Records from a dataset
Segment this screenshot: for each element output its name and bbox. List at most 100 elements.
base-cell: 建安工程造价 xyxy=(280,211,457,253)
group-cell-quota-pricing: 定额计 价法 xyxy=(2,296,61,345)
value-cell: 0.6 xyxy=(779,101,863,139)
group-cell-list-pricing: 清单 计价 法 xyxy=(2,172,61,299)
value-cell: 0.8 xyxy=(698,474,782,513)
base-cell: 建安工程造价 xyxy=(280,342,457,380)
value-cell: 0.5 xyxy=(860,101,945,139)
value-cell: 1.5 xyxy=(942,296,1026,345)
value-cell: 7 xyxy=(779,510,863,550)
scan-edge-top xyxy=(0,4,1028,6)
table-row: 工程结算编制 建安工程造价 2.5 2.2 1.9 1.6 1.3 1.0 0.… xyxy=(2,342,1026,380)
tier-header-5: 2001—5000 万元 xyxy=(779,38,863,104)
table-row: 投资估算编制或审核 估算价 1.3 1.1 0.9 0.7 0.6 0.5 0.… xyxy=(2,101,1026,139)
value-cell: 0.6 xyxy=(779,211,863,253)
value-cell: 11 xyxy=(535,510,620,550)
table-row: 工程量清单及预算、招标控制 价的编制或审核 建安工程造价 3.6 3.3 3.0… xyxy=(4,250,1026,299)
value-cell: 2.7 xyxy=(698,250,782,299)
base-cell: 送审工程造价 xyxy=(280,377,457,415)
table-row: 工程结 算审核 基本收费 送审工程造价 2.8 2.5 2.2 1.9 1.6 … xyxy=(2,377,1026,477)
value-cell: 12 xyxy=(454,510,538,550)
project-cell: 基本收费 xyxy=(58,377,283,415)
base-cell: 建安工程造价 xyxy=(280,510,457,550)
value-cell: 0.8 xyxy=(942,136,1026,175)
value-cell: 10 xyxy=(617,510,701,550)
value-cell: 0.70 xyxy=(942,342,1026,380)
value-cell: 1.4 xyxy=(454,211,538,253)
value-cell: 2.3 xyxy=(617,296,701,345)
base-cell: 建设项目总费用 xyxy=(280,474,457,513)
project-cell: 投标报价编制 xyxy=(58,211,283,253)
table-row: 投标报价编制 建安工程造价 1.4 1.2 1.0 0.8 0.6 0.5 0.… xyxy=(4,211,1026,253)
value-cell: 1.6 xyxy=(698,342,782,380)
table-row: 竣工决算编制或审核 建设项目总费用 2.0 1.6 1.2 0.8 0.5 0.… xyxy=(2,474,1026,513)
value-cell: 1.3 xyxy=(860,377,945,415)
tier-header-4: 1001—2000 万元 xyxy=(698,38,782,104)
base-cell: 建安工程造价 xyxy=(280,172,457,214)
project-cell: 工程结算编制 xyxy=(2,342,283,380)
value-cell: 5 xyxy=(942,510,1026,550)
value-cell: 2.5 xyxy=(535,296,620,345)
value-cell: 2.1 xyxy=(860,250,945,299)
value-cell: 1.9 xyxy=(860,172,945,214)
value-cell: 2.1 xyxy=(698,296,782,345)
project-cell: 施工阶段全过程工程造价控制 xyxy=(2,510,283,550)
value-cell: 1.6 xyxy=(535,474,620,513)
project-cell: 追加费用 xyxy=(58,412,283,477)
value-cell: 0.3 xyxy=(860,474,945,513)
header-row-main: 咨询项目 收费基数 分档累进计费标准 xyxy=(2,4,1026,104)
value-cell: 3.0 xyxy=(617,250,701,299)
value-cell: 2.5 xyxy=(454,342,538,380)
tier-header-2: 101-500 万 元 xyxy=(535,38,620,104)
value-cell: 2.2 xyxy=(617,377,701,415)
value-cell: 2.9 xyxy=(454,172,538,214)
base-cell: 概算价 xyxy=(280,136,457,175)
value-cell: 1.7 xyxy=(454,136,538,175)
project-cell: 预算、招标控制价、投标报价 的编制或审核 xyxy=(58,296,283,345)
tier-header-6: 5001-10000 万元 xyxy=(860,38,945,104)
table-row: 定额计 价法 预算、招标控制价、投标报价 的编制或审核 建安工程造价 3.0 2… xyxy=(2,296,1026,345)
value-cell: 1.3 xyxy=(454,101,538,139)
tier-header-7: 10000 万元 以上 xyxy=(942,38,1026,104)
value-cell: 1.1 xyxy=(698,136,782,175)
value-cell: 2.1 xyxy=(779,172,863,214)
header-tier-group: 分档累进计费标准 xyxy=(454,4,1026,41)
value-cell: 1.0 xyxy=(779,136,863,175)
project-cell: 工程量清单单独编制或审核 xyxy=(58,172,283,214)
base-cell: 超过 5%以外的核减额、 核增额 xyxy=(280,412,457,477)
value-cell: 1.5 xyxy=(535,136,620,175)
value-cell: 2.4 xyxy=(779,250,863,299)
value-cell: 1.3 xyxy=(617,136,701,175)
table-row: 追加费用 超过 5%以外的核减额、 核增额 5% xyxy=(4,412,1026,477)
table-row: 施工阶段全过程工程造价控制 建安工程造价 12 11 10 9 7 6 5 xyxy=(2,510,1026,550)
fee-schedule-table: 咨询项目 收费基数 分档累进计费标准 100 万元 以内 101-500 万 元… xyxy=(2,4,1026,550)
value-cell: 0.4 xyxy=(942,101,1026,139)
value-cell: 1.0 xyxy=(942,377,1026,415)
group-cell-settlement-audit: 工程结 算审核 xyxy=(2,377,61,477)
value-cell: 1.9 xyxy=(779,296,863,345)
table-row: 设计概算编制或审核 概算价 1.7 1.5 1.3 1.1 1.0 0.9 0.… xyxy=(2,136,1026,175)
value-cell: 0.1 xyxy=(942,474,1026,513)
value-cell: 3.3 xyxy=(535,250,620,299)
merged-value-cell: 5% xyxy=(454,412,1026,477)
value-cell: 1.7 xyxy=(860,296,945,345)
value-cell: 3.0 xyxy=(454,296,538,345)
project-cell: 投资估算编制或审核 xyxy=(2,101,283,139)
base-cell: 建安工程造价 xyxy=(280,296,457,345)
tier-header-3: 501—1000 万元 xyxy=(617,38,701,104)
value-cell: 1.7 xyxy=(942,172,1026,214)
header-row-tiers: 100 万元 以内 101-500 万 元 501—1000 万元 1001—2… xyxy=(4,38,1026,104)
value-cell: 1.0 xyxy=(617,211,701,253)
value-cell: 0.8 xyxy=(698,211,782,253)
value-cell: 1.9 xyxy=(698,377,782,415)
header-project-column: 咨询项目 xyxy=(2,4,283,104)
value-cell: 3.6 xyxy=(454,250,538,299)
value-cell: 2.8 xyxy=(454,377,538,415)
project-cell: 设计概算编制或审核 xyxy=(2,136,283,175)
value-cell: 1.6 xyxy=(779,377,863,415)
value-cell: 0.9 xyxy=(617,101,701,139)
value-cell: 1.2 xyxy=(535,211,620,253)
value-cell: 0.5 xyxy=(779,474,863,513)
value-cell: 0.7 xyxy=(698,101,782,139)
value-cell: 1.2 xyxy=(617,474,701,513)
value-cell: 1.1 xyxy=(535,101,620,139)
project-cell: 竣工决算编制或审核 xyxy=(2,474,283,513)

> **What you will do**:
Copy all of the rows above word for word, changing nothing.

> **Response to the task**:
Segment this screenshot: for each element output its name and bbox. List at most 100 elements.
base-cell: 建安工程造价 xyxy=(280,211,457,253)
group-cell-quota-pricing: 定额计 价法 xyxy=(2,296,61,345)
value-cell: 0.6 xyxy=(779,101,863,139)
group-cell-list-pricing: 清单 计价 法 xyxy=(2,172,61,299)
value-cell: 0.8 xyxy=(698,474,782,513)
base-cell: 建安工程造价 xyxy=(280,342,457,380)
value-cell: 0.5 xyxy=(860,101,945,139)
value-cell: 1.5 xyxy=(942,296,1026,345)
value-cell: 7 xyxy=(779,510,863,550)
scan-edge-top xyxy=(0,4,1028,6)
table-row: 工程结算编制 建安工程造价 2.5 2.2 1.9 1.6 1.3 1.0 0.… xyxy=(2,342,1026,380)
tier-header-5: 2001—5000 万元 xyxy=(779,38,863,104)
table-row: 投资估算编制或审核 估算价 1.3 1.1 0.9 0.7 0.6 0.5 0.… xyxy=(2,101,1026,139)
value-cell: 0.6 xyxy=(779,211,863,253)
value-cell: 11 xyxy=(535,510,620,550)
table-row: 工程量清单及预算、招标控制 价的编制或审核 建安工程造价 3.6 3.3 3.0… xyxy=(4,250,1026,299)
value-cell: 2.7 xyxy=(698,250,782,299)
base-cell: 送审工程造价 xyxy=(280,377,457,415)
table-row: 工程结 算审核 基本收费 送审工程造价 2.8 2.5 2.2 1.9 1.6 … xyxy=(2,377,1026,477)
value-cell: 12 xyxy=(454,510,538,550)
project-cell: 基本收费 xyxy=(58,377,283,415)
base-cell: 建安工程造价 xyxy=(280,510,457,550)
value-cell: 0.8 xyxy=(942,136,1026,175)
value-cell: 10 xyxy=(617,510,701,550)
value-cell: 0.70 xyxy=(942,342,1026,380)
value-cell: 1.4 xyxy=(454,211,538,253)
value-cell: 2.3 xyxy=(617,296,701,345)
base-cell: 建设项目总费用 xyxy=(280,474,457,513)
project-cell: 投标报价编制 xyxy=(58,211,283,253)
table-row: 投标报价编制 建安工程造价 1.4 1.2 1.0 0.8 0.6 0.5 0.… xyxy=(4,211,1026,253)
value-cell: 1.6 xyxy=(698,342,782,380)
table-row: 竣工决算编制或审核 建设项目总费用 2.0 1.6 1.2 0.8 0.5 0.… xyxy=(2,474,1026,513)
value-cell: 1.3 xyxy=(860,377,945,415)
tier-header-4: 1001—2000 万元 xyxy=(698,38,782,104)
base-cell: 建安工程造价 xyxy=(280,172,457,214)
project-cell: 工程结算编制 xyxy=(2,342,283,380)
value-cell: 5 xyxy=(942,510,1026,550)
value-cell: 2.5 xyxy=(535,296,620,345)
value-cell: 2.1 xyxy=(860,250,945,299)
value-cell: 1.9 xyxy=(860,172,945,214)
value-cell: 2.1 xyxy=(698,296,782,345)
project-cell: 施工阶段全过程工程造价控制 xyxy=(2,510,283,550)
value-cell: 1.6 xyxy=(535,474,620,513)
project-cell: 追加费用 xyxy=(58,412,283,477)
value-cell: 0.3 xyxy=(860,474,945,513)
header-row-main: 咨询项目 收费基数 分档累进计费标准 xyxy=(2,4,1026,104)
value-cell: 3.0 xyxy=(617,250,701,299)
value-cell: 2.5 xyxy=(454,342,538,380)
tier-header-2: 101-500 万 元 xyxy=(535,38,620,104)
value-cell: 2.2 xyxy=(617,377,701,415)
value-cell: 2.9 xyxy=(454,172,538,214)
base-cell: 概算价 xyxy=(280,136,457,175)
value-cell: 1.7 xyxy=(454,136,538,175)
project-cell: 预算、招标控制价、投标报价 的编制或审核 xyxy=(58,296,283,345)
tier-header-6: 5001-10000 万元 xyxy=(860,38,945,104)
table-row: 定额计 价法 预算、招标控制价、投标报价 的编制或审核 建安工程造价 3.0 2… xyxy=(2,296,1026,345)
value-cell: 1.3 xyxy=(454,101,538,139)
tier-header-7: 10000 万元 以上 xyxy=(942,38,1026,104)
value-cell: 1.1 xyxy=(698,136,782,175)
value-cell: 2.1 xyxy=(779,172,863,214)
header-tier-group: 分档累进计费标准 xyxy=(454,4,1026,41)
value-cell: 1.0 xyxy=(779,136,863,175)
project-cell: 工程量清单单独编制或审核 xyxy=(58,172,283,214)
base-cell: 超过 5%以外的核减额、 核增额 xyxy=(280,412,457,477)
value-cell: 1.5 xyxy=(535,136,620,175)
value-cell: 2.4 xyxy=(779,250,863,299)
value-cell: 1.3 xyxy=(617,136,701,175)
table-row: 追加费用 超过 5%以外的核减额、 核增额 5% xyxy=(4,412,1026,477)
table-row: 施工阶段全过程工程造价控制 建安工程造价 12 11 10 9 7 6 5 xyxy=(2,510,1026,550)
fee-schedule-table: 咨询项目 收费基数 分档累进计费标准 100 万元 以内 101-500 万 元… xyxy=(2,4,1026,550)
value-cell: 0.4 xyxy=(942,101,1026,139)
value-cell: 1.0 xyxy=(942,377,1026,415)
group-cell-settlement-audit: 工程结 算审核 xyxy=(2,377,61,477)
value-cell: 1.9 xyxy=(779,296,863,345)
table-row: 设计概算编制或审核 概算价 1.7 1.5 1.3 1.1 1.0 0.9 0.… xyxy=(2,136,1026,175)
value-cell: 0.1 xyxy=(942,474,1026,513)
value-cell: 3.3 xyxy=(535,250,620,299)
merged-value-cell: 5% xyxy=(454,412,1026,477)
value-cell: 1.7 xyxy=(860,296,945,345)
value-cell: 3.0 xyxy=(454,296,538,345)
project-cell: 投资估算编制或审核 xyxy=(2,101,283,139)
base-cell: 建安工程造价 xyxy=(280,296,457,345)
tier-header-3: 501—1000 万元 xyxy=(617,38,701,104)
value-cell: 1.7 xyxy=(942,172,1026,214)
header-row-tiers: 100 万元 以内 101-500 万 元 501—1000 万元 1001—2… xyxy=(4,38,1026,104)
value-cell: 1.0 xyxy=(617,211,701,253)
value-cell: 0.8 xyxy=(698,211,782,253)
value-cell: 1.9 xyxy=(698,377,782,415)
header-project-column: 咨询项目 xyxy=(2,4,283,104)
value-cell: 3.6 xyxy=(454,250,538,299)
value-cell: 2.8 xyxy=(454,377,538,415)
project-cell: 设计概算编制或审核 xyxy=(2,136,283,175)
value-cell: 1.6 xyxy=(779,377,863,415)
value-cell: 0.9 xyxy=(617,101,701,139)
value-cell: 1.2 xyxy=(535,211,620,253)
value-cell: 0.5 xyxy=(779,474,863,513)
value-cell: 0.7 xyxy=(698,101,782,139)
value-cell: 1.2 xyxy=(617,474,701,513)
value-cell: 1.1 xyxy=(535,101,620,139)
project-cell: 竣工决算编制或审核 xyxy=(2,474,283,513)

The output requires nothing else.